Data items:
-- Start --

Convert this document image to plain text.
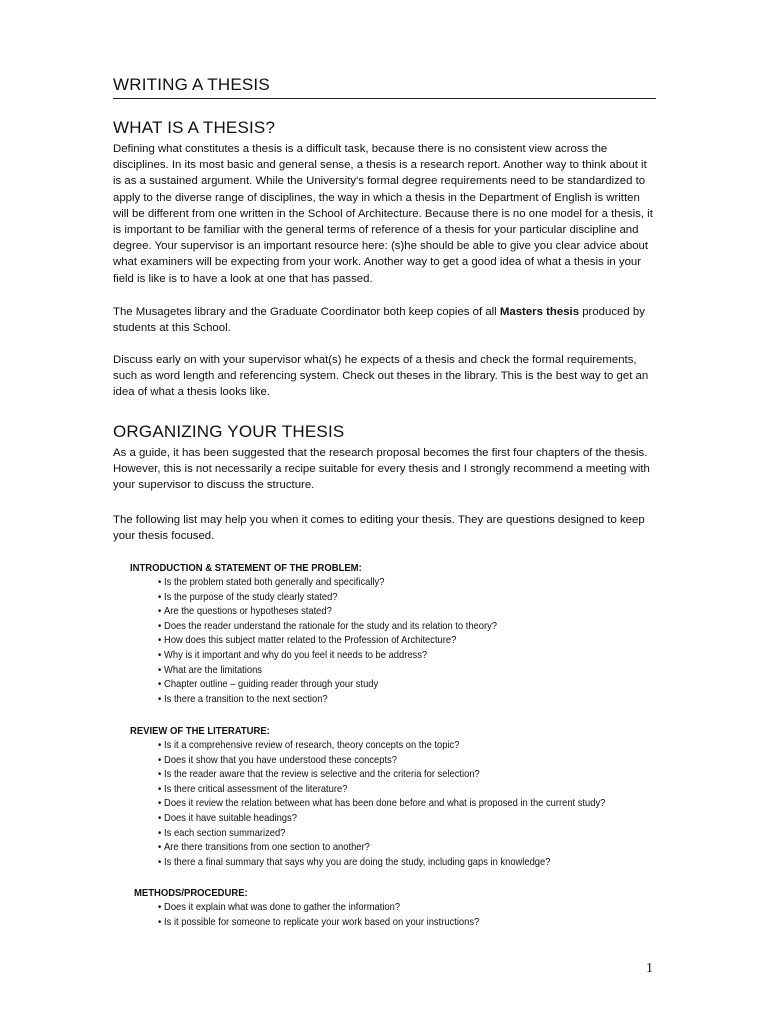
WRITING A THESIS
WHAT IS A THESIS?
Defining what constitutes a thesis is a difficult task, because there is no consistent view across the disciplines. In its most basic and general sense, a thesis is a research report. Another way to think about it is as a sustained argument. While the University's formal degree requirements need to be standardized to apply to the diverse range of disciplines, the way in which a thesis in the Department of English is written will be different from one written in the School of Architecture. Because there is no one model for a thesis, it is important to be familiar with the general terms of reference of a thesis for your particular discipline and degree. Your supervisor is an important resource here: (s)he should be able to give you clear advice about what examiners will be expecting from your work. Another way to get a good idea of what a thesis in your field is like is to have a look at one that has passed.
The Musagetes library and the Graduate Coordinator both keep copies of all Masters thesis produced by students at this School.
Discuss early on with your supervisor what(s) he expects of a thesis and check the formal requirements, such as word length and referencing system. Check out theses in the library. This is the best way to get an idea of what a thesis looks like.
ORGANIZING YOUR THESIS
As a guide, it has been suggested that the research proposal becomes the first four chapters of the thesis. However, this is not necessarily a recipe suitable for every thesis and I strongly recommend a meeting with your supervisor to discuss the structure.
The following list may help you when it comes to editing your thesis. They are questions designed to keep your thesis focused.
INTRODUCTION & STATEMENT OF THE PROBLEM:
• Is the problem stated both generally and specifically?
• Is the purpose of the study clearly stated?
• Are the questions or hypotheses stated?
• Does the reader understand the rationale for the study and its relation to theory?
• How does this subject matter related to the Profession of Architecture?
• Why is it important and why do you feel it needs to be address?
• What are the limitations
• Chapter outline – guiding reader through your study
• Is there a transition to the next section?
REVIEW OF THE LITERATURE:
• Is it a comprehensive review of research, theory concepts on the topic?
• Does it show that you have understood these concepts?
• Is the reader aware that the review is selective and the criteria for selection?
• Is there critical assessment of the literature?
• Does it review the relation between what has been done before and what is proposed in the current study?
• Does it have suitable headings?
• Is each section summarized?
• Are there transitions from one section to another?
• Is there a final summary that says why you are doing the study, including gaps in knowledge?
METHODS/PROCEDURE:
• Does it explain what was done to gather the information?
• Is it possible for someone to replicate your work based on your instructions?
1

-- End --

What is asked
Repeat the data in full and exactly. Omit pictures.

Output for this exercise
Convert this document image to plain text.
WRITING A THESIS
WHAT IS A THESIS?
Defining what constitutes a thesis is a difficult task, because there is no consistent view across the disciplines. In its most basic and general sense, a thesis is a research report. Another way to think about it is as a sustained argument. While the University's formal degree requirements need to be standardized to apply to the diverse range of disciplines, the way in which a thesis in the Department of English is written will be different from one written in the School of Architecture. Because there is no one model for a thesis, it is important to be familiar with the general terms of reference of a thesis for your particular discipline and degree. Your supervisor is an important resource here: (s)he should be able to give you clear advice about what examiners will be expecting from your work. Another way to get a good idea of what a thesis in your field is like is to have a look at one that has passed.
The Musagetes library and the Graduate Coordinator both keep copies of all Masters thesis produced by students at this School.
Discuss early on with your supervisor what(s) he expects of a thesis and check the formal requirements, such as word length and referencing system. Check out theses in the library. This is the best way to get an idea of what a thesis looks like.
ORGANIZING YOUR THESIS
As a guide, it has been suggested that the research proposal becomes the first four chapters of the thesis. However, this is not necessarily a recipe suitable for every thesis and I strongly recommend a meeting with your supervisor to discuss the structure.
The following list may help you when it comes to editing your thesis. They are questions designed to keep your thesis focused.
INTRODUCTION & STATEMENT OF THE PROBLEM:
• Is the problem stated both generally and specifically?
• Is the purpose of the study clearly stated?
• Are the questions or hypotheses stated?
• Does the reader understand the rationale for the study and its relation to theory?
• How does this subject matter related to the Profession of Architecture?
• Why is it important and why do you feel it needs to be address?
• What are the limitations
• Chapter outline – guiding reader through your study
• Is there a transition to the next section?
REVIEW OF THE LITERATURE:
• Is it a comprehensive review of research, theory concepts on the topic?
• Does it show that you have understood these concepts?
• Is the reader aware that the review is selective and the criteria for selection?
• Is there critical assessment of the literature?
• Does it review the relation between what has been done before and what is proposed in the current study?
• Does it have suitable headings?
• Is each section summarized?
• Are there transitions from one section to another?
• Is there a final summary that says why you are doing the study, including gaps in knowledge?
METHODS/PROCEDURE:
• Does it explain what was done to gather the information?
• Is it possible for someone to replicate your work based on your instructions?
1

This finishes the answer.